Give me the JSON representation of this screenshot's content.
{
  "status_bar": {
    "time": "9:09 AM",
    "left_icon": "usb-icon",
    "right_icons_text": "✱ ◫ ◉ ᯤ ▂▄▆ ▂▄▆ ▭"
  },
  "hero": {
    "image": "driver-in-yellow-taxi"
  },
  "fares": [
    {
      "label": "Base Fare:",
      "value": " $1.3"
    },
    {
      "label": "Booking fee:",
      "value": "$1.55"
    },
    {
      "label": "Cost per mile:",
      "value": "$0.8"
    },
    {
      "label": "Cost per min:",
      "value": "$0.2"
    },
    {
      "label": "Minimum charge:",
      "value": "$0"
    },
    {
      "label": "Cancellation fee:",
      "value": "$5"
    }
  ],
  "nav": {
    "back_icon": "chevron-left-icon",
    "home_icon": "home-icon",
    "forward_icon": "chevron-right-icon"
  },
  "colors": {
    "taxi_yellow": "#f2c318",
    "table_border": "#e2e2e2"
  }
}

+ + + + +

◆ THE EXERCISE ◆
All of the data must be returned exactly.

◆ TASK ANSWER ◆
Give me the JSON representation of this screenshot's content.
{
  "status_bar": {
    "time": "9:09 AM",
    "left_icon": "usb-icon",
    "right_icons_text": "✱ ◫ ◉ ᯤ ▂▄▆ ▂▄▆ ▭"
  },
  "hero": {
    "image": "driver-in-yellow-taxi"
  },
  "fares": [
    {
      "label": "Base Fare:",
      "value": " $1.3"
    },
    {
      "label": "Booking fee:",
      "value": "$1.55"
    },
    {
      "label": "Cost per mile:",
      "value": "$0.8"
    },
    {
      "label": "Cost per min:",
      "value": "$0.2"
    },
    {
      "label": "Minimum charge:",
      "value": "$0"
    },
    {
      "label": "Cancellation fee:",
      "value": "$5"
    }
  ],
  "nav": {
    "back_icon": "chevron-left-icon",
    "home_icon": "home-icon",
    "forward_icon": "chevron-right-icon"
  },
  "colors": {
    "taxi_yellow": "#f2c318",
    "table_border": "#e2e2e2"
  }
}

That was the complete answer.